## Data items
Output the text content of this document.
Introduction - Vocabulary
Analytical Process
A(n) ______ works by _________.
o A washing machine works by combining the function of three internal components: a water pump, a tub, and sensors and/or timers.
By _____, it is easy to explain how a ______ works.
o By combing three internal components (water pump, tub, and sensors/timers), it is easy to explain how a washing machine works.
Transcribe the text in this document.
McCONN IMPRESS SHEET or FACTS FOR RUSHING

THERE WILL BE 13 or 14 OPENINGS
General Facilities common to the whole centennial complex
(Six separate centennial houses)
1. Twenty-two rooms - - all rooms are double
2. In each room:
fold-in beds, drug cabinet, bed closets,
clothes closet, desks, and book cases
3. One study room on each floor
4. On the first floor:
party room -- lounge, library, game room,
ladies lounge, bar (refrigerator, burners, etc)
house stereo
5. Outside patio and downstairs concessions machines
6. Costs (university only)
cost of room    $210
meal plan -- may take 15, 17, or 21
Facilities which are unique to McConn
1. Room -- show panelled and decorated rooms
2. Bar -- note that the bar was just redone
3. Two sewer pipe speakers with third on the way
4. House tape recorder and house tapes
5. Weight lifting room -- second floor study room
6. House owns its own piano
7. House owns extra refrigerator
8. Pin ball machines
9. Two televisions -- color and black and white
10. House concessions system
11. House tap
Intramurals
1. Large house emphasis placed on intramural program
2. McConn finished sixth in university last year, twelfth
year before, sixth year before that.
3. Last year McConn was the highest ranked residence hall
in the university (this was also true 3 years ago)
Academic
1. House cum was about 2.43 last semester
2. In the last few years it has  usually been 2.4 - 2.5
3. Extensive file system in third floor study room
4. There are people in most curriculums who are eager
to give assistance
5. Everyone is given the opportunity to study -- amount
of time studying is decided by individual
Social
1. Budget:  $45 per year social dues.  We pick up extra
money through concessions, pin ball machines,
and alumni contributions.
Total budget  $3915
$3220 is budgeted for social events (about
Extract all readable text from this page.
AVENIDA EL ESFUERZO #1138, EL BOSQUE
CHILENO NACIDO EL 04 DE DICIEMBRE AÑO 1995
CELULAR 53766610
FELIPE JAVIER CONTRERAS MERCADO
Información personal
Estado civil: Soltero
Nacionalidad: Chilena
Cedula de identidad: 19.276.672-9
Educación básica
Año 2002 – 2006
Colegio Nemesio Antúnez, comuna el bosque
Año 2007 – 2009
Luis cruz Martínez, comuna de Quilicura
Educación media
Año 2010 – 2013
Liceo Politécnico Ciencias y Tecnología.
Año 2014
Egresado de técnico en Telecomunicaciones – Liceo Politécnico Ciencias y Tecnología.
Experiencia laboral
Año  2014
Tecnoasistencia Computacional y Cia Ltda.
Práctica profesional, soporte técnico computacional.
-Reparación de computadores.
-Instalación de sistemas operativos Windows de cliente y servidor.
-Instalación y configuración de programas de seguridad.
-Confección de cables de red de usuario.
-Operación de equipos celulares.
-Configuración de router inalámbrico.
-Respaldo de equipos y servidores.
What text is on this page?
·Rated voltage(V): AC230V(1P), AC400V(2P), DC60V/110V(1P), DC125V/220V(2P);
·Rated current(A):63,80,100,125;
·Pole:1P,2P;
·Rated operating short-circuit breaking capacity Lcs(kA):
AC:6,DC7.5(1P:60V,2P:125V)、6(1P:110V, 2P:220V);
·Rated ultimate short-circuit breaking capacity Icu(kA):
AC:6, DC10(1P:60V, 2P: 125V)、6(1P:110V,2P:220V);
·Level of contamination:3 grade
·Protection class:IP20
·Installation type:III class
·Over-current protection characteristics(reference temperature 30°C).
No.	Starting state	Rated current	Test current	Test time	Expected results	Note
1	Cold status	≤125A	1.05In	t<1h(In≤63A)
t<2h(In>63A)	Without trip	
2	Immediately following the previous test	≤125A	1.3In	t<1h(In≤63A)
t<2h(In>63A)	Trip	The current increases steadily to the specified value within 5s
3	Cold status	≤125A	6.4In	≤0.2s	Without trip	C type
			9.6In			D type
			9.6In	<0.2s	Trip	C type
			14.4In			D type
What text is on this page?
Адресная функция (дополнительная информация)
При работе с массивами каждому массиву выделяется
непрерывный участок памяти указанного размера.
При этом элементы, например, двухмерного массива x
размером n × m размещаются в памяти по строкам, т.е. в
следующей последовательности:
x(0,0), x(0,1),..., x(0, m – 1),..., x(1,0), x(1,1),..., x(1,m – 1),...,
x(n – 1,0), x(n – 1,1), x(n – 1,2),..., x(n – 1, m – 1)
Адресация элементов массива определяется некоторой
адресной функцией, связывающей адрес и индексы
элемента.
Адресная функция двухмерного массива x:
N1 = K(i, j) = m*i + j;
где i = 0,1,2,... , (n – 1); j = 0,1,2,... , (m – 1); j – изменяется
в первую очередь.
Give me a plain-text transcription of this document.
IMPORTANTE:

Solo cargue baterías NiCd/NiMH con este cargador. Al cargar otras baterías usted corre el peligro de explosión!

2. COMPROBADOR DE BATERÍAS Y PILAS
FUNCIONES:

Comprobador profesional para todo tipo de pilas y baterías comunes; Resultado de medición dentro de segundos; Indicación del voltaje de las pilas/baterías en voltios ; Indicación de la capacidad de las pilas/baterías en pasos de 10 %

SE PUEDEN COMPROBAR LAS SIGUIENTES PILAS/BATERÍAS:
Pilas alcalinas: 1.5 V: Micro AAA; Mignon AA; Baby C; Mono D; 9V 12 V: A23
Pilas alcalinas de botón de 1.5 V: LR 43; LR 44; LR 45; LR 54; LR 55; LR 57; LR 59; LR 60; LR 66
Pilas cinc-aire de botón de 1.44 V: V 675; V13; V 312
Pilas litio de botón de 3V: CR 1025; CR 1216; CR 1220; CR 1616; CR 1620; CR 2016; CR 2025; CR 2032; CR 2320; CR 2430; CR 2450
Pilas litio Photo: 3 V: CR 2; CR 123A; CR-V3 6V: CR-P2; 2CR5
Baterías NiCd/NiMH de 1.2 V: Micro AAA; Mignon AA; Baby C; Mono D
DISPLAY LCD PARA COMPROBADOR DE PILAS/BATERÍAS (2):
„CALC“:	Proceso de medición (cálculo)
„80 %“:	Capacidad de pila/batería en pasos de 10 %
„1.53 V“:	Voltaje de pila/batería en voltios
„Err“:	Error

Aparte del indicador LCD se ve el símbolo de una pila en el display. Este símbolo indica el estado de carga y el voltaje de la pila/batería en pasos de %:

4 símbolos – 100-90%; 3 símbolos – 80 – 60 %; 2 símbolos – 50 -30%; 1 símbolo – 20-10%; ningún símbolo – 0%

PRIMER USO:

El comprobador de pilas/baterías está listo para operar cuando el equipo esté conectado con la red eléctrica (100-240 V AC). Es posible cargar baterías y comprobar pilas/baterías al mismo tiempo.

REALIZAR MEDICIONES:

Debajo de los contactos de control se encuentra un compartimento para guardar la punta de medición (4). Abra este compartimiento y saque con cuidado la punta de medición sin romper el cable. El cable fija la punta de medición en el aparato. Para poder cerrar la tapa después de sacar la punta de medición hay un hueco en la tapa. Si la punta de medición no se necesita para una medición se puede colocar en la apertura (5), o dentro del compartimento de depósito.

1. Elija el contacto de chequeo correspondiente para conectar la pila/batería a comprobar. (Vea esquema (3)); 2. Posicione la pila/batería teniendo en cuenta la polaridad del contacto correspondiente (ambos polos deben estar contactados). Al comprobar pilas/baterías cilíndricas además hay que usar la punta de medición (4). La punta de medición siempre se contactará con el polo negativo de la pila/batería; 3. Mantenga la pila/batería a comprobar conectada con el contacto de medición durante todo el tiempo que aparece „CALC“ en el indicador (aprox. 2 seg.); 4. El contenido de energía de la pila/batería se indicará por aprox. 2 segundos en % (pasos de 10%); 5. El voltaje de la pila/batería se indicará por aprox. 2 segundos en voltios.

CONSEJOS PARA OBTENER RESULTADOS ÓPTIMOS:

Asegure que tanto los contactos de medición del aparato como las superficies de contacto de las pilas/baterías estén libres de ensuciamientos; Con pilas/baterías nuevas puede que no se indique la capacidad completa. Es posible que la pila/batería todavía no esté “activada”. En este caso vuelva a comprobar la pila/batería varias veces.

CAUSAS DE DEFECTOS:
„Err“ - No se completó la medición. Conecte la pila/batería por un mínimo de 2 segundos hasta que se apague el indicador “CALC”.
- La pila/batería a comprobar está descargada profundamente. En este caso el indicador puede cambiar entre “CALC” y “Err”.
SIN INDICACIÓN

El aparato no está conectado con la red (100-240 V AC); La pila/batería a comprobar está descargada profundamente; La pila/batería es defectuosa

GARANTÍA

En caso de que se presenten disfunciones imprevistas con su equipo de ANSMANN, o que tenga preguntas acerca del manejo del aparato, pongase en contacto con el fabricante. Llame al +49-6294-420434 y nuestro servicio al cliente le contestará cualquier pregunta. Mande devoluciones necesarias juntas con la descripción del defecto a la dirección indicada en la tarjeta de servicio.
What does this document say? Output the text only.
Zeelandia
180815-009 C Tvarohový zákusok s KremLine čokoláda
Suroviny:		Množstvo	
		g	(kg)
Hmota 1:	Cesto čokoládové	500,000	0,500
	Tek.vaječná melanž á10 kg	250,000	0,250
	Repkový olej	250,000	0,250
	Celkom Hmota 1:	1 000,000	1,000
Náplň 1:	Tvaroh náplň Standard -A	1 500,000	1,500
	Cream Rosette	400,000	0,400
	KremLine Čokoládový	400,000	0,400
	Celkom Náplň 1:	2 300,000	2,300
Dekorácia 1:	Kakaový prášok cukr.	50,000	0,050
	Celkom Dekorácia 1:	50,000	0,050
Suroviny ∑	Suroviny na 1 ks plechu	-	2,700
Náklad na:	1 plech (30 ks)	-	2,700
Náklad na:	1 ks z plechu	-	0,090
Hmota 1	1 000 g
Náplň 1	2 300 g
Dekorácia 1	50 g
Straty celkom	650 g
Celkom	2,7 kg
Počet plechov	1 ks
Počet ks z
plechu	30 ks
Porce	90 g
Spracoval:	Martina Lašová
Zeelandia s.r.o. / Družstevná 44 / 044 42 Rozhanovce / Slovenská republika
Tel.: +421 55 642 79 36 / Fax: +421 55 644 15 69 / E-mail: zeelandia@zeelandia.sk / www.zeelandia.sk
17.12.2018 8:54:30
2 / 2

## The exercise
What is the number of lines that hold the string "each"? Reply with that number alone.

## Task output
2